## [WHAT YOU WILL DO]
Check each line of the material below for the string "type", then report how many lines have it, and nothing else.

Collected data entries
################

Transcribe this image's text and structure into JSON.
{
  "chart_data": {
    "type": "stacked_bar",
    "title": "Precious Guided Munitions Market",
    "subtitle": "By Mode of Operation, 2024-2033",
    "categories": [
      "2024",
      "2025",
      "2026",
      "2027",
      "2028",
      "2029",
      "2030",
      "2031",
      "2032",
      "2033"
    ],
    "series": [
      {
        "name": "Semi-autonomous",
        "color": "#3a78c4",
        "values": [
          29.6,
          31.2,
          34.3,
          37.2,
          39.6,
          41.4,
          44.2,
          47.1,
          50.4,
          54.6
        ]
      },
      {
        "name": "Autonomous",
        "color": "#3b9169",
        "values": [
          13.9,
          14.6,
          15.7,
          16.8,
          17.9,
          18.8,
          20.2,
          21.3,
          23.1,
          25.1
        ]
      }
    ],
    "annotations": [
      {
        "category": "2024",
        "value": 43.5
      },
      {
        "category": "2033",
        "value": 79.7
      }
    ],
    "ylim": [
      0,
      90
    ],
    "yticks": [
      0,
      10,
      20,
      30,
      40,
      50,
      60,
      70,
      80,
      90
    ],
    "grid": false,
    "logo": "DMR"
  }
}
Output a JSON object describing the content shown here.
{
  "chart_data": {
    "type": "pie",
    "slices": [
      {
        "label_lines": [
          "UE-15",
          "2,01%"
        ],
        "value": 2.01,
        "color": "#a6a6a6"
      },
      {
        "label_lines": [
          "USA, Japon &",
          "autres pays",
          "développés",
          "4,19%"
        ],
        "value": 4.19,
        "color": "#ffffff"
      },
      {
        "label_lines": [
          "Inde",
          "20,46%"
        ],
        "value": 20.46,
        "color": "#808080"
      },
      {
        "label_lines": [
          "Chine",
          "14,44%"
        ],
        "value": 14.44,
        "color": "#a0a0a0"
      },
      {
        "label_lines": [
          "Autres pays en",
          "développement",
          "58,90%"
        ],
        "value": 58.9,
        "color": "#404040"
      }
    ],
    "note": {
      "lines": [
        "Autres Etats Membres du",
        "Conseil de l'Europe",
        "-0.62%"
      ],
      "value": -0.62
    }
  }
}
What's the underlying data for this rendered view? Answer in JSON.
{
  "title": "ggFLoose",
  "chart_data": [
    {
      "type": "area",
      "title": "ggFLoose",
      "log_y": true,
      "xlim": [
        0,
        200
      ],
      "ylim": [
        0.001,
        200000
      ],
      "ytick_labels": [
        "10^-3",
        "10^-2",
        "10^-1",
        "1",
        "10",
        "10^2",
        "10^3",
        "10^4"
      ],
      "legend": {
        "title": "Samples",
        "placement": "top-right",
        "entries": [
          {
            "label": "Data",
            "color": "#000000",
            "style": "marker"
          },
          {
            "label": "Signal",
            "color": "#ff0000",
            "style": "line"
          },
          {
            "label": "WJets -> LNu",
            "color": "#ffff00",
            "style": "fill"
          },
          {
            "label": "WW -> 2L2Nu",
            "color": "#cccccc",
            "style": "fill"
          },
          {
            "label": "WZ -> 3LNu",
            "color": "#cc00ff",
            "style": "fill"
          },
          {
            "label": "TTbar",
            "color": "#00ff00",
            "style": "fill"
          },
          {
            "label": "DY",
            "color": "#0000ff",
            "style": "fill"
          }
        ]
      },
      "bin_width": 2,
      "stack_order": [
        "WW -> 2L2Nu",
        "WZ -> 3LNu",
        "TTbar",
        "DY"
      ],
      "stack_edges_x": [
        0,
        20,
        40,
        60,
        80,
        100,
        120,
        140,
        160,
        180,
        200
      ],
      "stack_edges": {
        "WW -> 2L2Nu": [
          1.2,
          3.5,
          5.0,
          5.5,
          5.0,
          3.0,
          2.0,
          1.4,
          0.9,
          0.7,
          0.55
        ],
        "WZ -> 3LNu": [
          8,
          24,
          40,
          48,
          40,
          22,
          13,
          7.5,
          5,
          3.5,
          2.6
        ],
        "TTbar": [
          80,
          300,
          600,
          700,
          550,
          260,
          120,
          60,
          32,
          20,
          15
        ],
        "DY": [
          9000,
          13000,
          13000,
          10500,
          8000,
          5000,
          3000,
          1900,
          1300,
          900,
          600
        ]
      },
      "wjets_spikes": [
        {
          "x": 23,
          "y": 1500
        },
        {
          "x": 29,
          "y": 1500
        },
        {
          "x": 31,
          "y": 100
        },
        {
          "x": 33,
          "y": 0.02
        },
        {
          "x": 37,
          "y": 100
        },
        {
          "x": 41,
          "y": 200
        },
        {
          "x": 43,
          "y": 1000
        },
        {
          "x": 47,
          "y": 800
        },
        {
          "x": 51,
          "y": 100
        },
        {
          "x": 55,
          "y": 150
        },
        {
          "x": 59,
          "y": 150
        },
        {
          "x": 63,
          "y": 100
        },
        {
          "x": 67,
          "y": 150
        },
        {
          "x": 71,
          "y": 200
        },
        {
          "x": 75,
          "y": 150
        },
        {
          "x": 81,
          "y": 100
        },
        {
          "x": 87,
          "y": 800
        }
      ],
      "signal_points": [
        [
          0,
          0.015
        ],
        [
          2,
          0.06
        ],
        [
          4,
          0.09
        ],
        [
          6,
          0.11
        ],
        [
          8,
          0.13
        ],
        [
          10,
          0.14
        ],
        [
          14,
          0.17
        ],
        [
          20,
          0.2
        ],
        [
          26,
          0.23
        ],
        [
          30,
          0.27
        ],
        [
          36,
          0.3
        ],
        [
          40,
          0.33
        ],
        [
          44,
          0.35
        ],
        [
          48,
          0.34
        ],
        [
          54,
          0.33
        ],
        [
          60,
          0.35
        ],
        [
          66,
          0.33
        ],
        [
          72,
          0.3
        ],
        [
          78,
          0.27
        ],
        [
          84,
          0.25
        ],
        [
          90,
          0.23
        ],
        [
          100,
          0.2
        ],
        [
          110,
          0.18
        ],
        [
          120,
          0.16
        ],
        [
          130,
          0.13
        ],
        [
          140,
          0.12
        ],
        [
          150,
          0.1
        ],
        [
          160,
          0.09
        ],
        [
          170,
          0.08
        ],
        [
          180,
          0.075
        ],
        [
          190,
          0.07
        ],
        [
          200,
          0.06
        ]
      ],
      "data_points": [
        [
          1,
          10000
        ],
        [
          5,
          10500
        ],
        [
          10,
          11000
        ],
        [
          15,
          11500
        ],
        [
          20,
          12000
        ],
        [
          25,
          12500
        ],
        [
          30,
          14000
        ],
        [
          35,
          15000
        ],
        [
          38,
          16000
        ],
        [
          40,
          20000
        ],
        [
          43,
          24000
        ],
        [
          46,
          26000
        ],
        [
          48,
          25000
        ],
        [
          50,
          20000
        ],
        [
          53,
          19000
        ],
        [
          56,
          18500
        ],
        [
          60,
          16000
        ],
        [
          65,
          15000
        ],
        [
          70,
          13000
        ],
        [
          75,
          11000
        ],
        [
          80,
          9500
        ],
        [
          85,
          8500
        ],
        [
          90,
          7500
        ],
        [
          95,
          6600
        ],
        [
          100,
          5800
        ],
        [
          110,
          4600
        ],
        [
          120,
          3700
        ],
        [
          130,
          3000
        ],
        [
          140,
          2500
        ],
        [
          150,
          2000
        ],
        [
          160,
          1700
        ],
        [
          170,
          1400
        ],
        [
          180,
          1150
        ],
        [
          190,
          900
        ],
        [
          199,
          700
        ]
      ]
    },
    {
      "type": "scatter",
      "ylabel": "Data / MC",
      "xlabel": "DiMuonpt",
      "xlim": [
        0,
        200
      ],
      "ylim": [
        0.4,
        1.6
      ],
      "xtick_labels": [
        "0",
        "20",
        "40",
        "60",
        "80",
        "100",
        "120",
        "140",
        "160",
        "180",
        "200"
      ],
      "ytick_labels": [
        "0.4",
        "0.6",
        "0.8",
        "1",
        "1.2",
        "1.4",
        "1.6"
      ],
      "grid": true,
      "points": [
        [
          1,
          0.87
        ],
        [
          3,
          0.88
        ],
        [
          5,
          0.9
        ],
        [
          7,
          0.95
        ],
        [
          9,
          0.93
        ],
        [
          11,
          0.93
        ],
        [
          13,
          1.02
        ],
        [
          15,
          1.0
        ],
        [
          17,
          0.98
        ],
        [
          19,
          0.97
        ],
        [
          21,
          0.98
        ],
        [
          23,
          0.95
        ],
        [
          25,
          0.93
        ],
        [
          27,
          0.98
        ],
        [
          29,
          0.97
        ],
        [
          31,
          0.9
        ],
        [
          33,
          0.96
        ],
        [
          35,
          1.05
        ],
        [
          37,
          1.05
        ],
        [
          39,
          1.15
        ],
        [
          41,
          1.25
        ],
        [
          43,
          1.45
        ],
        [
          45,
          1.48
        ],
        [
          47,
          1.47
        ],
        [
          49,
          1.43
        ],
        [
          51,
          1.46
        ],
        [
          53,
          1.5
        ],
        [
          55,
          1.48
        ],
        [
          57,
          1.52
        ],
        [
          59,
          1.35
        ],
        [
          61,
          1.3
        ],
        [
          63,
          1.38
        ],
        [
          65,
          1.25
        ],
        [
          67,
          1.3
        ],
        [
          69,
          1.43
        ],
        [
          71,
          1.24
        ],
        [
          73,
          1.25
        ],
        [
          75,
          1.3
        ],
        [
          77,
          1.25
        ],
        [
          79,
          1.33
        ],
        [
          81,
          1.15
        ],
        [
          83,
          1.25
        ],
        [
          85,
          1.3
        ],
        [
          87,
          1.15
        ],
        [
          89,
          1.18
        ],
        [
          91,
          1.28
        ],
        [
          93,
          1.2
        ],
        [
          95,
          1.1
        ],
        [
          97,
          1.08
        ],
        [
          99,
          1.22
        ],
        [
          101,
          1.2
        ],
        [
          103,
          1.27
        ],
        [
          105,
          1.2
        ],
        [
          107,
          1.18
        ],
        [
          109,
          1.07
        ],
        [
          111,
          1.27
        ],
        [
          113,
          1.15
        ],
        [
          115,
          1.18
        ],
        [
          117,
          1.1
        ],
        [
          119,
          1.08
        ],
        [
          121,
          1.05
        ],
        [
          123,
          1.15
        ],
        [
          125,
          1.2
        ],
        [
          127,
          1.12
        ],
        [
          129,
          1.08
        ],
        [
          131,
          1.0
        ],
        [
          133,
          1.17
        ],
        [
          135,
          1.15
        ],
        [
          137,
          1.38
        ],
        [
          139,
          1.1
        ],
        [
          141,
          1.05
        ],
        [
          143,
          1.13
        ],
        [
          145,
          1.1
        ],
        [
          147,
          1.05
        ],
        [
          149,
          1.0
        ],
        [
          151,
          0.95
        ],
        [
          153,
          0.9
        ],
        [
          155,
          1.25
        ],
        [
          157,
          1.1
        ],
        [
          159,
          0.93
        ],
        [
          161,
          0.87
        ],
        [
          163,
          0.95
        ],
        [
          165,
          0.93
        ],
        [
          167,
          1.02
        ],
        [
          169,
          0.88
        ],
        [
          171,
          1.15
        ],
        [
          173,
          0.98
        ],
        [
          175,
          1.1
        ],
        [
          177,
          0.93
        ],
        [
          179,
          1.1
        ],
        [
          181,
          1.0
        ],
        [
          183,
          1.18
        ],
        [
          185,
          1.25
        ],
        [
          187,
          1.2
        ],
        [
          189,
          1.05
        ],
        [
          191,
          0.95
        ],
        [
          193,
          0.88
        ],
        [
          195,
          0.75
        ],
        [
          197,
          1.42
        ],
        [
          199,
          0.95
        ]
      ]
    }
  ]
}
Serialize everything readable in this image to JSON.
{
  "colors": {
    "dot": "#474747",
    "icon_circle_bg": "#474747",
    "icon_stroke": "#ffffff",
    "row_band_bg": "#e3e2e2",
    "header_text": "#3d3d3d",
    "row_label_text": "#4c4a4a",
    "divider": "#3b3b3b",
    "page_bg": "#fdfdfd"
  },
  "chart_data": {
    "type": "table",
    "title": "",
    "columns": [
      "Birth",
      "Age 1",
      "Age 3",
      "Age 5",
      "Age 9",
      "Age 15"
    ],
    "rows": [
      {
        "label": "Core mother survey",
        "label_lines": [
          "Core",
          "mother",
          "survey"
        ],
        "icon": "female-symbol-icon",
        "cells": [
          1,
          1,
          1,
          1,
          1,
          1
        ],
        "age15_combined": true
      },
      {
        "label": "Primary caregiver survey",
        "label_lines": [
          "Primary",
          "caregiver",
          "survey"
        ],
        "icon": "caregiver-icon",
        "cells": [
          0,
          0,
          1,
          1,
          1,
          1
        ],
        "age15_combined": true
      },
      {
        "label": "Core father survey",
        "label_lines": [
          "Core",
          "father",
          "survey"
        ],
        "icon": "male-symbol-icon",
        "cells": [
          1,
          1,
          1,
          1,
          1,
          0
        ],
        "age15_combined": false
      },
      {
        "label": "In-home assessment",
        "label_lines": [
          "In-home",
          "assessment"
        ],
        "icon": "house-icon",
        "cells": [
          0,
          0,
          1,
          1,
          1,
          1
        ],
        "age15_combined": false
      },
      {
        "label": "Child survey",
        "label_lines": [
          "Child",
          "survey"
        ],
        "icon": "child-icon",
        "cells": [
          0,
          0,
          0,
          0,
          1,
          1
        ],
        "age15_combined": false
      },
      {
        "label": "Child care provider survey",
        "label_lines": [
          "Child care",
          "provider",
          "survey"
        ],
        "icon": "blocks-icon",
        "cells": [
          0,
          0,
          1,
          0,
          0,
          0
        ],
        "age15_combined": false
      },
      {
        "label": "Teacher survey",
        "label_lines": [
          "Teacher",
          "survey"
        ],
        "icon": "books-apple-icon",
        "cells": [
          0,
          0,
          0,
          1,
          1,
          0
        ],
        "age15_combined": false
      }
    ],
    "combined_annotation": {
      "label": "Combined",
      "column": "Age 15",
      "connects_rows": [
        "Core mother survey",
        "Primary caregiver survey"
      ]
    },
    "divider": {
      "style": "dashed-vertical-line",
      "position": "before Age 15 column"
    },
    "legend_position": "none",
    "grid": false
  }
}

################

## [EXERCISE RESPONSE]
5